• _Trecho de origem_:

Compromissos públicos com o setor somaram R$ 331,27 bilhões em 2025, mais de quatro vezes o volume de dois anos antes
A disputa por minerais críticos entrou em uma nova fase. Em vez de competir apenas pela produção disponível, governos passaram a financiar projetos e garantir antecipadamente o acesso a minerais por meio de empréstimos, participação de capital, garantias e contratos de longo prazo. Segundo a Agência Internacional de Energia, esses compromissos públicos chegaram a cerca de US$ 65 bilhões (R$ 331,27 bilhões) nas economias avançadas em 2025, mais de quatro vezes o registrado dois anos antes.
A tendência ganhou escala nos últimos anos. A UN Trade and Development contabilizou 73 acordos internacionais envolvendo minerais críticos, 58 deles firmados desde 2022, além de quase 100 novas medidas de exportação adotadas desde 2020. Enquanto países consumidores procuram assegurar o abastecimento, produtores buscam maior controle sobre seus recursos e mais agregação de valor internamente.
Estados Unidos, Índia, Japão e Austrália estão entre os países que ampliaram políticas minerais estratégicas. Na Austrália Ocidental, por exemplo, o governo americano apoia uma operação de recuperação de gálio com capacidade prevista de 100 toneladas anuais. Índia e Zâmbia, por sua vez, negociam investimentos em cobre e outros minerais diante da crescente dependência indiana de importações.
O Brasil também entrou nesse jogo. Segundo a Bloomberg, a mina de Serra Verde, em Goiás, tornou-se um dos principais projetos para a construção de uma cadeia de terras raras fora da China, com apoio financeiro dos Estados Unidos e contratos de fornecimento de longo prazo.
A consequência é um mercado global mais controlado, no qual parte da produção pode estar comprometida antes mesmo de chegar ao mercado aberto. Para o Brasil, que desponta como alternativa geológica nessa disputa, o desafio será se posicionar em um cenário no qual financiamento, segurança de abastecimento e formação de preços estão cada vez mais interligados.

• _Enunciado da tarefa_:
Informe se cada afirmação a seguir está de acordo com o texto sobre minerais críticos, respondendo sim ou não e transcrevendo literalmente as palavras do texto que decidem a questão: (a) segundo a Agência Internacional de Energia, os compromissos públicos das economias avançadas em 2025 superaram em mais de quatro vezes os de dois anos antes; (b) todos os 73 acordos internacionais envolvendo minerais críticos foram firmados desde 2022; (c) a mina de Serra Verde está localizada em Minas Gerais.

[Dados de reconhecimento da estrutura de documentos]
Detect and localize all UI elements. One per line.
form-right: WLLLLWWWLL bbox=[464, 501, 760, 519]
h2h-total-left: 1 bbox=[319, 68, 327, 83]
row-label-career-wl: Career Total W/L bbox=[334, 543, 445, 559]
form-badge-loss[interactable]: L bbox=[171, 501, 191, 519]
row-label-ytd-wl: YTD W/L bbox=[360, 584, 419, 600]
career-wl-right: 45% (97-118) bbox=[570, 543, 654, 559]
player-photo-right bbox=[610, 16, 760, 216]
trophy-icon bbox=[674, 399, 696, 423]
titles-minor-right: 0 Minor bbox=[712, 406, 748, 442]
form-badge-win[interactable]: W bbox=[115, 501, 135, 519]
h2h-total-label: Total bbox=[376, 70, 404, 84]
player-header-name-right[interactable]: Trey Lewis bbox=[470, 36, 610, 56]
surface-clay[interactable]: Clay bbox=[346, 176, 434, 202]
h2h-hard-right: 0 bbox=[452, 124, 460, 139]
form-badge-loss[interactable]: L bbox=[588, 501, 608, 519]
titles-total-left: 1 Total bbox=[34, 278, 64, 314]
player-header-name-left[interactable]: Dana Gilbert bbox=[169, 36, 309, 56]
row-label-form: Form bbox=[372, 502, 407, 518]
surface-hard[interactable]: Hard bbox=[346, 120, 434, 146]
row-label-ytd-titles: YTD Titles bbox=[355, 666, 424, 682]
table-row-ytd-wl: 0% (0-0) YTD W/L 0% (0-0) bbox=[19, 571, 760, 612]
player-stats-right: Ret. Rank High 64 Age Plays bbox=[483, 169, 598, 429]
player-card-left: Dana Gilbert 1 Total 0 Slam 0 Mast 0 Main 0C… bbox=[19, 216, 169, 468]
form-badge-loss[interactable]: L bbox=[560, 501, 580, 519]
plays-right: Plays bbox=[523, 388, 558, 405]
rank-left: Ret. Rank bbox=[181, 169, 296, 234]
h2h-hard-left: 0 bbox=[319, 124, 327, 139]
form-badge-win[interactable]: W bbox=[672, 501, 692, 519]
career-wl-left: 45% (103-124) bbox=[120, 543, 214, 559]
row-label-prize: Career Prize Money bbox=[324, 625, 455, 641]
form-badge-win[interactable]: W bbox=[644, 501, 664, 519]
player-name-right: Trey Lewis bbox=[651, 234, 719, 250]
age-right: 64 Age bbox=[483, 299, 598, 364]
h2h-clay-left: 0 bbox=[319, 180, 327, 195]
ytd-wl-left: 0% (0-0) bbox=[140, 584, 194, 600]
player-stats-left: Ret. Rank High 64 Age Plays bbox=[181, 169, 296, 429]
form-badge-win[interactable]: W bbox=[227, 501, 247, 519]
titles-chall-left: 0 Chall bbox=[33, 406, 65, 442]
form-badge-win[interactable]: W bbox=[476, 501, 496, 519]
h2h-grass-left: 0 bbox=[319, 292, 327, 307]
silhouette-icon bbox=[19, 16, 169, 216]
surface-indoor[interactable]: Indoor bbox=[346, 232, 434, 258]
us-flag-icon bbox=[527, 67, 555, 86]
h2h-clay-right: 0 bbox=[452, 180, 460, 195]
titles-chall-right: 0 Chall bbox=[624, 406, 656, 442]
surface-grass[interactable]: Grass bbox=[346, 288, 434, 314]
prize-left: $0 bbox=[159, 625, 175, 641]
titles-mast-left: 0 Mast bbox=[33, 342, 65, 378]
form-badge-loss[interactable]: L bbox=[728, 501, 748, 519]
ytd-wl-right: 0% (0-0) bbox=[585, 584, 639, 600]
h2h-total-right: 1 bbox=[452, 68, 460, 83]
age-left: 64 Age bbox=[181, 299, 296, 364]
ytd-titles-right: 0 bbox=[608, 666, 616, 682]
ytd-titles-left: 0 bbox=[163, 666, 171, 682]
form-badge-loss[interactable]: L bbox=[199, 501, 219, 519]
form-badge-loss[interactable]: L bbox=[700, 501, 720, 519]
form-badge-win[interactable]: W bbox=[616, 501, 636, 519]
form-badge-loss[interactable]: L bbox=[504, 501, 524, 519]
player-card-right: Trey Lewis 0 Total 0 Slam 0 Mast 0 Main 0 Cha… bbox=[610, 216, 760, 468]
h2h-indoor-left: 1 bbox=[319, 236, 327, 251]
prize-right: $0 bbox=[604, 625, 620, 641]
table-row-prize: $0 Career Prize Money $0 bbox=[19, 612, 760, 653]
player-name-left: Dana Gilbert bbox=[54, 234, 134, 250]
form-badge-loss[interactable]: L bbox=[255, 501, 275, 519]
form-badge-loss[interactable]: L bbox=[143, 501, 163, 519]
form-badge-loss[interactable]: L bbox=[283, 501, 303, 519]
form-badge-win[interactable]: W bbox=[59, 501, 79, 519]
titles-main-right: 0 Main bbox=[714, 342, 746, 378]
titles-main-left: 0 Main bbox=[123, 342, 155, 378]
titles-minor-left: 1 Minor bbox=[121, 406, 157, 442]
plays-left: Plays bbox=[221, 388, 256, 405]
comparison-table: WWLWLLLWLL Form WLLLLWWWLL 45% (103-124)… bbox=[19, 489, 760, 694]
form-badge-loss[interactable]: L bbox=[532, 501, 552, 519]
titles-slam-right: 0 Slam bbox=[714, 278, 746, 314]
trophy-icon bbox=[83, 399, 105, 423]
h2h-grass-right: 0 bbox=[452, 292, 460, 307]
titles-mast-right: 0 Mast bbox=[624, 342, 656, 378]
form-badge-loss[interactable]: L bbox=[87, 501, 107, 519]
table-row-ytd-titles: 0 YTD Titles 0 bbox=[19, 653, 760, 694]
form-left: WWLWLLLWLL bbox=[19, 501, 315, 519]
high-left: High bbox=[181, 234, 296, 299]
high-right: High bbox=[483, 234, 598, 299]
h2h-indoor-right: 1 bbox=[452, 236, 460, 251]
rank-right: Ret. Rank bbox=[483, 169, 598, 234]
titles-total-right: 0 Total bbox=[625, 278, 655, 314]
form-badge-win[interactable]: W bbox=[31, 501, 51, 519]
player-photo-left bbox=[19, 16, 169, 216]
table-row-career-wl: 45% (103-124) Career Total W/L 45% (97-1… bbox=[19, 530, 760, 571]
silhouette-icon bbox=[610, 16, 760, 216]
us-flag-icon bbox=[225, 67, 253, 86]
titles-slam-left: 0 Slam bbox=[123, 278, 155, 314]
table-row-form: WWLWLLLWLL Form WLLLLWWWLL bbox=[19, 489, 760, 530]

• _Resolução proposta_:
(a) Sim: "mais de quatro vezes o registrado dois anos antes".
(b) Não: "73 acordos internacionais envolvendo minerais críticos, 58 deles firmados desde 2022".
(c) Não: "a mina de Serra Verde, em Goiás".